GIVEN TASK:
Each line containing the word "this" must be reported.

---*---

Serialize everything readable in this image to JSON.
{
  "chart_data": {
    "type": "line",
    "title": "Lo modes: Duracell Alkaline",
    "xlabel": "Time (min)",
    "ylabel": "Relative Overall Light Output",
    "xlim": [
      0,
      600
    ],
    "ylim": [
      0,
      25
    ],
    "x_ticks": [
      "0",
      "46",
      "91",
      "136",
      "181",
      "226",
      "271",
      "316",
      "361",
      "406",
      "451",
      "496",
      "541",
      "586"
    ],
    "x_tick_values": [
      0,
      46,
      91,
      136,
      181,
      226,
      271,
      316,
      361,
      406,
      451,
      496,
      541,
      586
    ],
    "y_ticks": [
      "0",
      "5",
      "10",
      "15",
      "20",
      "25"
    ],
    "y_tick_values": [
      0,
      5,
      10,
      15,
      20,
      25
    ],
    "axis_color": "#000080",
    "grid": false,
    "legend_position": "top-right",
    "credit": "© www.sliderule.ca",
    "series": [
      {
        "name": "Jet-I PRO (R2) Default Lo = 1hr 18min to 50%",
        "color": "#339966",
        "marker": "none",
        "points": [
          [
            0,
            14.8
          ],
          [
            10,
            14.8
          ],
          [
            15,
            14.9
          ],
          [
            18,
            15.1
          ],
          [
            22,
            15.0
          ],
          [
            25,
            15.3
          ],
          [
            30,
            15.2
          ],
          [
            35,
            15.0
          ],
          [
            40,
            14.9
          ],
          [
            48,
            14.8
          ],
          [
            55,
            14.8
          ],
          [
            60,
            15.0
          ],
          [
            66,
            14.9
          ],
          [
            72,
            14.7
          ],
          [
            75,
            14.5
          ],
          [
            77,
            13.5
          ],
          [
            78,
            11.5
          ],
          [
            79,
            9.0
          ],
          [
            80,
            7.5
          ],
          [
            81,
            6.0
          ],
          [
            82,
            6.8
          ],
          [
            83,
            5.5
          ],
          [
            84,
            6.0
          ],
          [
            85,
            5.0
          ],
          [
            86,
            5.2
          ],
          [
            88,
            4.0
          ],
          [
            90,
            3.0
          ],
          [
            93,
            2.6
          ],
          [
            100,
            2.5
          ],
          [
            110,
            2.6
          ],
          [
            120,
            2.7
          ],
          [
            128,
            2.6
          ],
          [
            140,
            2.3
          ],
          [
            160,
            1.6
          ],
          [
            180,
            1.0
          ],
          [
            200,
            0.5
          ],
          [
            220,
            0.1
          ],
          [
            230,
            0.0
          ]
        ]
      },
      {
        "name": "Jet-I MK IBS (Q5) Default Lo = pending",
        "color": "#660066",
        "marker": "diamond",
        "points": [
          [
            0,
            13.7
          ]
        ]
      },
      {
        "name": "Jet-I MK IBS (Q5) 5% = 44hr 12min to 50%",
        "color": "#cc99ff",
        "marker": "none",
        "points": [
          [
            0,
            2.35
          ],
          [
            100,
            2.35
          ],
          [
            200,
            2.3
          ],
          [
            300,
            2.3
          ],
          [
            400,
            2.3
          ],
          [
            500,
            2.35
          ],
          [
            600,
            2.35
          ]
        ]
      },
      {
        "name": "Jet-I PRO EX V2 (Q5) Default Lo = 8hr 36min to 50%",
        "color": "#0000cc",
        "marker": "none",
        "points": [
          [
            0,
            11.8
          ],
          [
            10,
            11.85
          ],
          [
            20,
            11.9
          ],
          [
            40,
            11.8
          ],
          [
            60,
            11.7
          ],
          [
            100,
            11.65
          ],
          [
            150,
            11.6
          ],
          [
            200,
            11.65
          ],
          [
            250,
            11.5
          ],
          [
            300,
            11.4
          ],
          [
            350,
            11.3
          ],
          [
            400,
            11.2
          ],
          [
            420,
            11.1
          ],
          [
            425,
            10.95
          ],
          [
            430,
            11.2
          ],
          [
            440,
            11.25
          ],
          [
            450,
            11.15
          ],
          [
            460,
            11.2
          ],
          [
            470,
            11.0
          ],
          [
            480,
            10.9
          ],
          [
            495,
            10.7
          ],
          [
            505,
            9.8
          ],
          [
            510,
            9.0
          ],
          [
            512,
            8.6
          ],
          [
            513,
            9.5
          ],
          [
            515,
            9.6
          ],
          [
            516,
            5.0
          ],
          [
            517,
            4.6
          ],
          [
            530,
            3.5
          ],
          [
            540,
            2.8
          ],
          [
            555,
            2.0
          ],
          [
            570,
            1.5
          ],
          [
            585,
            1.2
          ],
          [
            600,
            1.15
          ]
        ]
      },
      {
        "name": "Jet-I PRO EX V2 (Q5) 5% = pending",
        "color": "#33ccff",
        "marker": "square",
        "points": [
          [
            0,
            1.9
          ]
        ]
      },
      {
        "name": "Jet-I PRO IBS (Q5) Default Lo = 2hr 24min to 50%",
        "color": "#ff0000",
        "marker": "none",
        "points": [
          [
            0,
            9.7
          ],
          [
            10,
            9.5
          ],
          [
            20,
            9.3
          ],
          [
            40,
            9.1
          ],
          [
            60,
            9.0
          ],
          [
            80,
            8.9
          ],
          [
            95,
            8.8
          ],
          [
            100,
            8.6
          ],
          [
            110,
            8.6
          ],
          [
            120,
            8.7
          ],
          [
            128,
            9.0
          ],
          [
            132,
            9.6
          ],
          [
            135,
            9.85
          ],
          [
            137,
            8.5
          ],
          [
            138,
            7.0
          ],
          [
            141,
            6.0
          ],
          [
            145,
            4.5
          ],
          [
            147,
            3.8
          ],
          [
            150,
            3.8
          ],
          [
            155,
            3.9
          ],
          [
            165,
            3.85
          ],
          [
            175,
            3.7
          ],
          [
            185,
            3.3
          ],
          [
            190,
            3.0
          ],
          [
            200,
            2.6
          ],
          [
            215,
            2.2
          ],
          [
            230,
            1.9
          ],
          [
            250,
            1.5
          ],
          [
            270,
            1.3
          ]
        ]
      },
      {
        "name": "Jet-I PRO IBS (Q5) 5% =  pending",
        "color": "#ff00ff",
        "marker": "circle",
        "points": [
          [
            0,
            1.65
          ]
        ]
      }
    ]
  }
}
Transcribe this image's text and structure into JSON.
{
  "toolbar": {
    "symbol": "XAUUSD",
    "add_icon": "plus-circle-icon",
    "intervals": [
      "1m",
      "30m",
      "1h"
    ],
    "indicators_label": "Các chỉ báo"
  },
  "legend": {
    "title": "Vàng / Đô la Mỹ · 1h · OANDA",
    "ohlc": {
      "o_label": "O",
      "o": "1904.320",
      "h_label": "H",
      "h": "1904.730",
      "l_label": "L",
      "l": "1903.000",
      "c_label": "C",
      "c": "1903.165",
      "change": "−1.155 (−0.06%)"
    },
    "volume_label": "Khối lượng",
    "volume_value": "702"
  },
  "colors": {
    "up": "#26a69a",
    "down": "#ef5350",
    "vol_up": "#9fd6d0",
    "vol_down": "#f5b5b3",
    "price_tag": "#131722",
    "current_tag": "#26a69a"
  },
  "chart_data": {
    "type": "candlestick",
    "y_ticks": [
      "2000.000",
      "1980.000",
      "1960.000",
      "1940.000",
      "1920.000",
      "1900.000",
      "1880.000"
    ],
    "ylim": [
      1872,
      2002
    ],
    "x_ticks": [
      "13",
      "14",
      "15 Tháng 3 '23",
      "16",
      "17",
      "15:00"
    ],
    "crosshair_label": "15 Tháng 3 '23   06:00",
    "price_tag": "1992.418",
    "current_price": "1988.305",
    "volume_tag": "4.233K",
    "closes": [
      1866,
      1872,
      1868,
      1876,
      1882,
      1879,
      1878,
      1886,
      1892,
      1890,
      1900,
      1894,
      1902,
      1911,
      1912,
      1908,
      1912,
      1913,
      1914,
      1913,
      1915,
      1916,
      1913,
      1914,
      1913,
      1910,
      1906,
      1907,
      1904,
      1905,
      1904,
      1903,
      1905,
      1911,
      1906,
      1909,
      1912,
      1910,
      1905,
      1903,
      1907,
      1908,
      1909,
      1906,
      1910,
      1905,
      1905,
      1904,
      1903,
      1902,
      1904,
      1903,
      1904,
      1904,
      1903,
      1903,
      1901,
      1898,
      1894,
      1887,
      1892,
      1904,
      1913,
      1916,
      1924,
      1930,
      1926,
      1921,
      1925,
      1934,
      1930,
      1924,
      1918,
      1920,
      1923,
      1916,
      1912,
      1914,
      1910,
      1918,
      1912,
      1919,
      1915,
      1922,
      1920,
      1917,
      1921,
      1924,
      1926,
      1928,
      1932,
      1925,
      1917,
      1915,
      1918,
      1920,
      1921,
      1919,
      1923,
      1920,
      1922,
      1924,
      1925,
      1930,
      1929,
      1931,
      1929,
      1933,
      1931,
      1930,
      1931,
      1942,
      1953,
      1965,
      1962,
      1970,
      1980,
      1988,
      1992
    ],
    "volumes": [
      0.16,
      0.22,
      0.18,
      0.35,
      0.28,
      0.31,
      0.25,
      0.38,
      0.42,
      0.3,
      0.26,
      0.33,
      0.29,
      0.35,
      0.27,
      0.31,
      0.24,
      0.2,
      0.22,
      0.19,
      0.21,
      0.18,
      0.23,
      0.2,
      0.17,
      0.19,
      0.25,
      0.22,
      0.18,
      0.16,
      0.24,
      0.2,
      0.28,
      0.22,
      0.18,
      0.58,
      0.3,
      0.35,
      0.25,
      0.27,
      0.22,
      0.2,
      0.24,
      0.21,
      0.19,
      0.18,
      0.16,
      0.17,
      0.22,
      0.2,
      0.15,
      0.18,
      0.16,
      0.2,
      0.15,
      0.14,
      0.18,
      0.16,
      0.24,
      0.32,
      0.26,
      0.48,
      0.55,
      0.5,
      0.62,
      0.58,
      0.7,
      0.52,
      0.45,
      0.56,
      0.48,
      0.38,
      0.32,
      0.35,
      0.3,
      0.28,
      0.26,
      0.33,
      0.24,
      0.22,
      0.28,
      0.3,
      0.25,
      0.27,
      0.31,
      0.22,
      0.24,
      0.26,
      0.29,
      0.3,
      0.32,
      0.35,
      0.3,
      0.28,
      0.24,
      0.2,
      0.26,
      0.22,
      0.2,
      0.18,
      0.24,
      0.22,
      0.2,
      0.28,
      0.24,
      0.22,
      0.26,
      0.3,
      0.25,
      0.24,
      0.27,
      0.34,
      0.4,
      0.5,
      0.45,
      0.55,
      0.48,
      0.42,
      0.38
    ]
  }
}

---*---

FULL OUTPUT:
Serialize everything readable in this image to JSON.
Transcribe this image's text and structure into JSON.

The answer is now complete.